- _PROBLEM TO WORK ON_
Scan the data for "理解音乐" and copy the lines it appears in.

- _MATERIAL_
--- begin ---

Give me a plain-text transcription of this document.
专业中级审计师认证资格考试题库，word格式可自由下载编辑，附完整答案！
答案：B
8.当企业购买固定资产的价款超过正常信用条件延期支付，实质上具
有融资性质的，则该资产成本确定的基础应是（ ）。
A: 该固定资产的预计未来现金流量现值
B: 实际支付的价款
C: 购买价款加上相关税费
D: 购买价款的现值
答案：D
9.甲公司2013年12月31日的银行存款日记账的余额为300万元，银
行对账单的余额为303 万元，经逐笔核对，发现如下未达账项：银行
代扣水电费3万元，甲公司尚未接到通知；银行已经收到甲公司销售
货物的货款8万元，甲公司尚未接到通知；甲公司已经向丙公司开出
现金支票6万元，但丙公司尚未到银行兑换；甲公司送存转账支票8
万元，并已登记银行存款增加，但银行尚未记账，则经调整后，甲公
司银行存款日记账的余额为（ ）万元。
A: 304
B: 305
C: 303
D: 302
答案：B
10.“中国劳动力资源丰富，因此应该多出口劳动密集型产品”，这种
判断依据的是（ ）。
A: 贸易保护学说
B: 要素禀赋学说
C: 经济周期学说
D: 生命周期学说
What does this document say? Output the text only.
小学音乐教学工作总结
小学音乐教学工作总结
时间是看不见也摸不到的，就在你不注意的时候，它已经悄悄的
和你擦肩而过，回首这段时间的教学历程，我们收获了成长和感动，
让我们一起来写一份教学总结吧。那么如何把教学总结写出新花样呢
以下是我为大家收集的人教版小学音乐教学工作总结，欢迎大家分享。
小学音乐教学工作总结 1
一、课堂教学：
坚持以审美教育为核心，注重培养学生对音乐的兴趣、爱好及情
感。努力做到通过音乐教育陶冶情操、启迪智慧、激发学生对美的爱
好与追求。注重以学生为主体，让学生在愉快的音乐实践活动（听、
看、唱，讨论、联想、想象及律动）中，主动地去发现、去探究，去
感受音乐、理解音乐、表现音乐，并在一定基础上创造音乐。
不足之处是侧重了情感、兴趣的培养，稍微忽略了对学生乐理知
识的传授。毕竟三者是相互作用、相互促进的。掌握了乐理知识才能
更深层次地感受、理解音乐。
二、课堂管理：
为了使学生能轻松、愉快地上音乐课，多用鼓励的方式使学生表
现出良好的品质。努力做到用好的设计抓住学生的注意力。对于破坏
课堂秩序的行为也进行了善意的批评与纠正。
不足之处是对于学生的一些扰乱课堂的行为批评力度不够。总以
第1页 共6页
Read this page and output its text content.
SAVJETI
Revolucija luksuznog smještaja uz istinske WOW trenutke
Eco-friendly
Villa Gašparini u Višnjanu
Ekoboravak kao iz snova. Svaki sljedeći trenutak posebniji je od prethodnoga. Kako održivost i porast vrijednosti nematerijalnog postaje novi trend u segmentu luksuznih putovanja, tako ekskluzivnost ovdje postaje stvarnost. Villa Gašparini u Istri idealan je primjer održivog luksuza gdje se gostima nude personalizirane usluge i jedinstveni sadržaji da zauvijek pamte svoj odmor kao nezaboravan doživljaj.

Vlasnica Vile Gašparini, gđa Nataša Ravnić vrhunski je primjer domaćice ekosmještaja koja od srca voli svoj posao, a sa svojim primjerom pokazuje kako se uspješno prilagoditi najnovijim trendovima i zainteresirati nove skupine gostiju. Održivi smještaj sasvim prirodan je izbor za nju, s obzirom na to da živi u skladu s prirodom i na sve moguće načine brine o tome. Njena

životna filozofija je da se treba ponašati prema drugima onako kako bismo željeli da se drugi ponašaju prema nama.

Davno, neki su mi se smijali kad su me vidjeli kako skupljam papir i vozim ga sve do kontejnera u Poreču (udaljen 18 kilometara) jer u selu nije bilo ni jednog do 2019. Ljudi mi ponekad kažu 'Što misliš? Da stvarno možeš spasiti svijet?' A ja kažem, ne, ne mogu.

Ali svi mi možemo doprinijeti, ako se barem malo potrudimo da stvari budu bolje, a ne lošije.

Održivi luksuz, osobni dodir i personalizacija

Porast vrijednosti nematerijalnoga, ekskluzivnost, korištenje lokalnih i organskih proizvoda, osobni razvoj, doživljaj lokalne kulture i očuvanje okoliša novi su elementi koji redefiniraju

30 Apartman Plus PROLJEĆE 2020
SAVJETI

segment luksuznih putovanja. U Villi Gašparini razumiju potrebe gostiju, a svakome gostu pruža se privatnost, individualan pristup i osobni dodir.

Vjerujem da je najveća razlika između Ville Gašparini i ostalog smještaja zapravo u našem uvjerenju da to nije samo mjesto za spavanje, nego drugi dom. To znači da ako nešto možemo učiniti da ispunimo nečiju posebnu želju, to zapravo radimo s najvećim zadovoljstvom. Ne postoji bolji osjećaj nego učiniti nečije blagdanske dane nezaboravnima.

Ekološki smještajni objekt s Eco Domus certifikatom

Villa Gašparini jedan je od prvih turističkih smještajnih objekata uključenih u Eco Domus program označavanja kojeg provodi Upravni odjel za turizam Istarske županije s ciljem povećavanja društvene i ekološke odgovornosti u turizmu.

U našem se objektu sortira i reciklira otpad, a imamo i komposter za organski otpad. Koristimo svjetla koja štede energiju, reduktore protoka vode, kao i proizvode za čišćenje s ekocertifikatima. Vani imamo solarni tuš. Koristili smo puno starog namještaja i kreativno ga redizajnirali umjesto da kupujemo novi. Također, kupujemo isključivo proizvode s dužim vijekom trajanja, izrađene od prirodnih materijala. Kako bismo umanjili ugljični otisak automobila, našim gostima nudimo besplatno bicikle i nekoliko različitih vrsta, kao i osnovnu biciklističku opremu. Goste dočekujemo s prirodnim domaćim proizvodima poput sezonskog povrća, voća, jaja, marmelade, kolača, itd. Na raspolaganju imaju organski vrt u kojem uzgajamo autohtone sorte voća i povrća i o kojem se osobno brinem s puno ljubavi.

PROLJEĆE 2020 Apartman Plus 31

--- end ---

- _WRITTEN RESPONSE_
感受音乐、理解音乐、表现音乐，并在一定基础上创造音乐。
更深层次地感受、理解音乐。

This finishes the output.